ОКТЯБРЬ УЖ НАСТУПИЛ...

ОКТЯБРЬ УЖ НАСТУПИЛ...

«Покрытое легкой дымкой предзакатное небо, светящиеся янтарем листья клена и необычная глухая тишина московских улиц. И вдруг трубный журавлиный крик, первые такты печальной и светлой осенней симфонии. Надо смотреть в небо: через несколько мгновений там появится зыбкая вереница огромных и беззащитных птиц, выровняется клином, протрубит в последний раз и неспешно направится вековечным путем в благодатные южные края. «Мы вольные птицы. Пора, брат, пора...»

Пора! Но ты, брат мой, журавлик, никогда и никуда не полетишь. Последние листья желтеют на солнце за железной решеткой зоопарка, и журавлиный голос звучит тоской подрезанных могучих крыльев.

Пропела печальная переливчатая труба, оборвалась мелодия, и внезапно бухнул барабан — гулко, зловеще, бухнул еще и еще, бешеной дробью застучали барабаны поменьше. Эта музыка знакома прохожему, оказавшемуся на этой еще вчера такой знакомой и уютной улице. Бой сатанинских барабанов, горящие дома далеких азиатских городов, воющие в безутешном горе женщины и запах дыма. Уютен и ласков огонь камина, приятен смолистый аромат костра. Дым горящего дома пахнет ужасом. Ужас пришел в Москву.

Прохожие не замедляют шаг, разговаривают вполголоса, движения их сдержанны, еще мгновение — и они сольются со стенами, растворятся в асфальте, исчезнут в дверных проемах. Город давно не воевал, он даже не напуган, а ошеломлен и до предела насторожен.

Беззвучно сменяются огни светофора — яркий изумруд и кроваво-красный рубин на лиловеющем фоне вечерних легчайших облаков. Под светофорами — цепочка темно-серых, словно выточенных из какого-то древнего камня фигур, идолищ,. Идолища молчаливы и неподвижны, на квадратах плеч — шары шлемов, в руках... Что же у них в руках? Неужели такие же древние, как сами фигуры, палицы? Или рогатины? Или просто автоматы?

На сцене нет ничего лишнего — серая улица, несколько ярких пятнышек, неприметные сжавшиеся прохожие и темно-серый частокол нездешних, не из нашей жизни, фигур. Вот сейчас подаст знак невидимый дирижер, цепь блеснет огоньками, раздастся сухое стаккато, истуканы придут в движение и механическим мерным шагом двинутся по улице. А где-то поблизости за спинами темно-серых фигур размеренно грохает барабан и поднимается к небу струйка черного дыма.

Каждому прохожему совершенно необходимо увидеть и горящий дом, и сатанинский барабан, и воду Мо-сквы-реки. Это нелюбопытство. Это стихийное, первобытное чувство толкает мирного жителя к источнику беды, он должен увидеть его своими глазами, запечатлеть его в памяти: ведь это его город, это его народ, это его жизнь!

* _Фрагмент набора данных_:
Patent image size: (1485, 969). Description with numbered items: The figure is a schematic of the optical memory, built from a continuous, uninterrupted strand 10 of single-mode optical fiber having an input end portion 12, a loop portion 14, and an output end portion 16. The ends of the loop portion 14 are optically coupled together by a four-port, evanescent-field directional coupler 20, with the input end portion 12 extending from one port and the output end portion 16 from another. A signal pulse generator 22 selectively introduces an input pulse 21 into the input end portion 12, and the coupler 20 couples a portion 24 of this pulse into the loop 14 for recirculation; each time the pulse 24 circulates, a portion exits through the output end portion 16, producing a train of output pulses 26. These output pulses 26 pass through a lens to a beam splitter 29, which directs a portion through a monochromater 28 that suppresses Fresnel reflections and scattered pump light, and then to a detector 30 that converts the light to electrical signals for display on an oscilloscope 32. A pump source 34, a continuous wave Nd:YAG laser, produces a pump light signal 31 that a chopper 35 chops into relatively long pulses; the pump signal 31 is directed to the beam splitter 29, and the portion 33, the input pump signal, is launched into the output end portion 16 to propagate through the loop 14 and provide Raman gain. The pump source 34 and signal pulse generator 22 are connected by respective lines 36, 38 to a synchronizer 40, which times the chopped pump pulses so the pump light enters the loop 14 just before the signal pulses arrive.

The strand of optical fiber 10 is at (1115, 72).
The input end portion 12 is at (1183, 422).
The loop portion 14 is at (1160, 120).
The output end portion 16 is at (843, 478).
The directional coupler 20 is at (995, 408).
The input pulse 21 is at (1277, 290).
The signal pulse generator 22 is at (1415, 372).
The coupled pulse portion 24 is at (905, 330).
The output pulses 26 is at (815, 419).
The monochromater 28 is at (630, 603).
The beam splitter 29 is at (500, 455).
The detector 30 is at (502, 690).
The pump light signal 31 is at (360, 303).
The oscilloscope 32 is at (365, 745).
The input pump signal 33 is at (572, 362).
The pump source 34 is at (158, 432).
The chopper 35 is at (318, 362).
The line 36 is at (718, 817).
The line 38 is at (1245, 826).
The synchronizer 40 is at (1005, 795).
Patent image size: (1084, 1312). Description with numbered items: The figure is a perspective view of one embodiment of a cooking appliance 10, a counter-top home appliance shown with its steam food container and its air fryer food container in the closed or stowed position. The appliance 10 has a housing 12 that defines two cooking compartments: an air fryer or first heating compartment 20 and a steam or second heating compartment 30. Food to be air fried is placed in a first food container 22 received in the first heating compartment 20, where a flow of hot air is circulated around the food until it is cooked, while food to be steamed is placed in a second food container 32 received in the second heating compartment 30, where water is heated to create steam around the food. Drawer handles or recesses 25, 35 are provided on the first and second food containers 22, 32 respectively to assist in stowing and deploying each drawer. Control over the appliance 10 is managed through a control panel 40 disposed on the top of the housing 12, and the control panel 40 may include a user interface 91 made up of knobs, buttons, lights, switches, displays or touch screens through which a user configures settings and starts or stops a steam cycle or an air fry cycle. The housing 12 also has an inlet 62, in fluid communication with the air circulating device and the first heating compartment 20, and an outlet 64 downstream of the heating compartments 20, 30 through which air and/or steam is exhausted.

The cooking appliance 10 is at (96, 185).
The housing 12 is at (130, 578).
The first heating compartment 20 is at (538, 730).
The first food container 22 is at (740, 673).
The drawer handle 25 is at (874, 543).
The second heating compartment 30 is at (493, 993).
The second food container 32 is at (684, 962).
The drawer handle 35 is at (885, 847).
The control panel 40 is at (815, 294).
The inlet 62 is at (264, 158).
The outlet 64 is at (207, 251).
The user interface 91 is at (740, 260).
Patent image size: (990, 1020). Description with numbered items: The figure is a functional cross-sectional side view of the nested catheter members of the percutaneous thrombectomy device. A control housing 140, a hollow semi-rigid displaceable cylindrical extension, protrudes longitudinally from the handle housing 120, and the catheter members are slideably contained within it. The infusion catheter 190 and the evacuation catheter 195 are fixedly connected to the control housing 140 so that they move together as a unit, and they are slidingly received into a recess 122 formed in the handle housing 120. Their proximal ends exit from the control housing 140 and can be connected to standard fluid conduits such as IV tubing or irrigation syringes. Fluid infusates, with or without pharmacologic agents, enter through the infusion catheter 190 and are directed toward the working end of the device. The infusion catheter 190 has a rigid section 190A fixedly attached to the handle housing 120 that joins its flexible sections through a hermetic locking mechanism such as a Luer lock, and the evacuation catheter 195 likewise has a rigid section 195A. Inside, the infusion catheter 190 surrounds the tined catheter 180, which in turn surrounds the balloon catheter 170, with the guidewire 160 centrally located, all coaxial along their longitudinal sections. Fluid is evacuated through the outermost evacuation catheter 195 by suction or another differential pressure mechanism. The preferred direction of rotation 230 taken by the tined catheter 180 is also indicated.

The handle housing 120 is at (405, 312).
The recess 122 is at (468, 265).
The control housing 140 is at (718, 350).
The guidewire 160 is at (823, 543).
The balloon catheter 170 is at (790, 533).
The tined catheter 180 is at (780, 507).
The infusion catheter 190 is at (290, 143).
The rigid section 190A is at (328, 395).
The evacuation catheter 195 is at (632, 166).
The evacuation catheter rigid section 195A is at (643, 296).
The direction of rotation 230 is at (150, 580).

* _Задания_:
1. Определите, согласуются ли с текстом документа утверждения: (a) журавль за решеткой зоопарка улетит в южные края; (b) прохожие на улице замедляют шаг; (c) город не напуган, а ошеломлен. На каждое ответьте «да» или «нет» и приведите решающие слова текста дословно.
2. Назовите все предметы, которые, по догадкам текста документа, могут держать в руках темно-серые фигуры под светофорами.

* _Ответы_:
1.
(a) Нет: «Но ты, брат мой, журавлик, никогда и никуда не полетишь».
(b) Нет: «Прохожие не замедляют шаг».
(c) Да: «он даже не напуган, а ошеломлен и до предела насторожен».

2. Палицы, рогатины, автоматы.